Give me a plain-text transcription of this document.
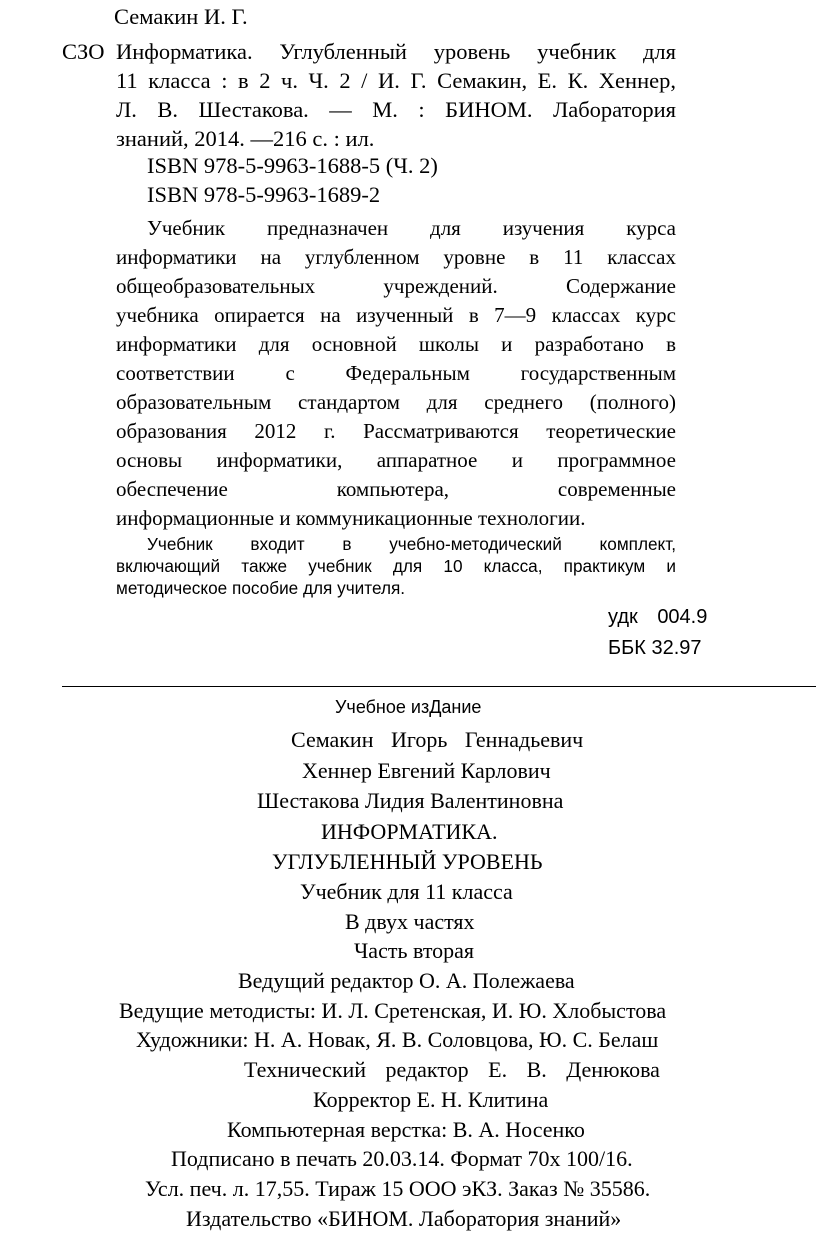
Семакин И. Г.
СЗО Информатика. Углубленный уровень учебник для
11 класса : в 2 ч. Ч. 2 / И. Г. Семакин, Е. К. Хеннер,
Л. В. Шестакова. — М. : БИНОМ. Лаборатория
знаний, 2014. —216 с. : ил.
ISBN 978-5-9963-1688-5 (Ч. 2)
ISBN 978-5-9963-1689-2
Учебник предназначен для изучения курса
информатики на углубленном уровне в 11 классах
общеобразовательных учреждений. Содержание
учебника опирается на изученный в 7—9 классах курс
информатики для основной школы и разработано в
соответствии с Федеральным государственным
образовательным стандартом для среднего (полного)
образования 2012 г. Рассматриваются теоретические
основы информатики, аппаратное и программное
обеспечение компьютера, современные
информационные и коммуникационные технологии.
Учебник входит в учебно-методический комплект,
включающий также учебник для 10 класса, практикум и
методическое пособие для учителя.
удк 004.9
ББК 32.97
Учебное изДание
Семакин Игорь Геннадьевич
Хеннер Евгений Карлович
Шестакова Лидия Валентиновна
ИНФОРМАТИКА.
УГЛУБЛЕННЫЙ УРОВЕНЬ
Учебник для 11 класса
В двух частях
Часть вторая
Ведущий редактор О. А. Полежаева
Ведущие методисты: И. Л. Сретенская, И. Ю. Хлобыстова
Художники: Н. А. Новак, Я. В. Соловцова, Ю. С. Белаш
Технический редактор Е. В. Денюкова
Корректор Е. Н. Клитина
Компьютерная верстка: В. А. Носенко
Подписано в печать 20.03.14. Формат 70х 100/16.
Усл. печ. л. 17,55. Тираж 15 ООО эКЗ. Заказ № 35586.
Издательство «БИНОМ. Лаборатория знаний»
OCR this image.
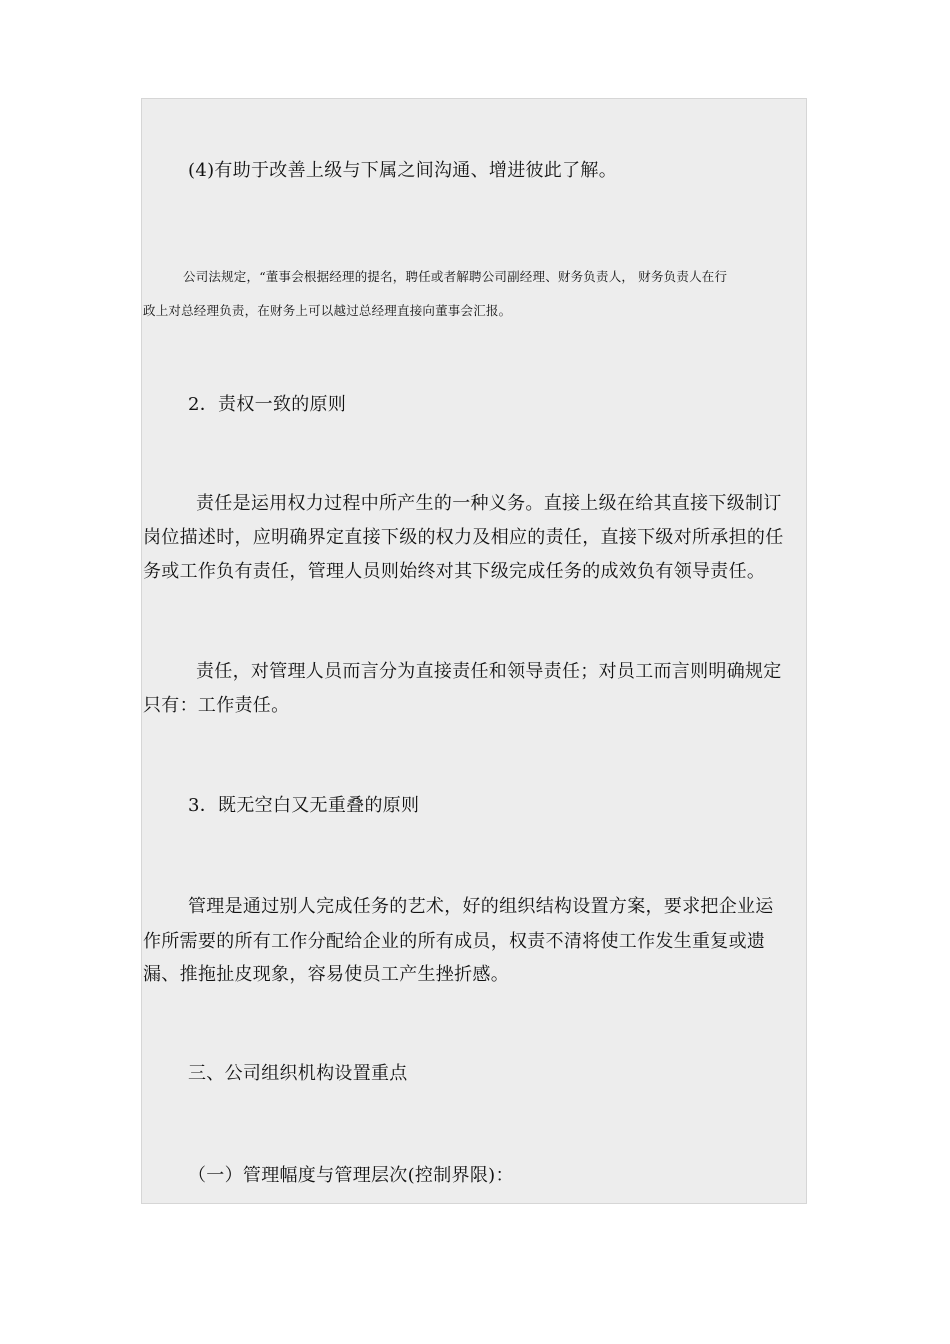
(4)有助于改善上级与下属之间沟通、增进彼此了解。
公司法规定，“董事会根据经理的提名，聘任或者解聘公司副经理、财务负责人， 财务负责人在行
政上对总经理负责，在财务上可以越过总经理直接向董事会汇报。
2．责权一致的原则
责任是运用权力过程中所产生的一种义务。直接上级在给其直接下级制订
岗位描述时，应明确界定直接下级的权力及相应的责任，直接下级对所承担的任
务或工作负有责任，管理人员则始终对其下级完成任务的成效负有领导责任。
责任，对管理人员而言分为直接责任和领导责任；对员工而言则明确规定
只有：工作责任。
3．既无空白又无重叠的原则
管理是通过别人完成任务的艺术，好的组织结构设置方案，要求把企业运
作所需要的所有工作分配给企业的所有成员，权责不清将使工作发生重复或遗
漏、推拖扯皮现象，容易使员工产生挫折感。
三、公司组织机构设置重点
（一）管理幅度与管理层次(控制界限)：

TO DO: Go through the data and gather every line that holds "Шестакова".

THE OUTPUT:
Л. В. Шестакова. — М. : БИНОМ. Лаборатория
Шестакова Лидия Валентиновна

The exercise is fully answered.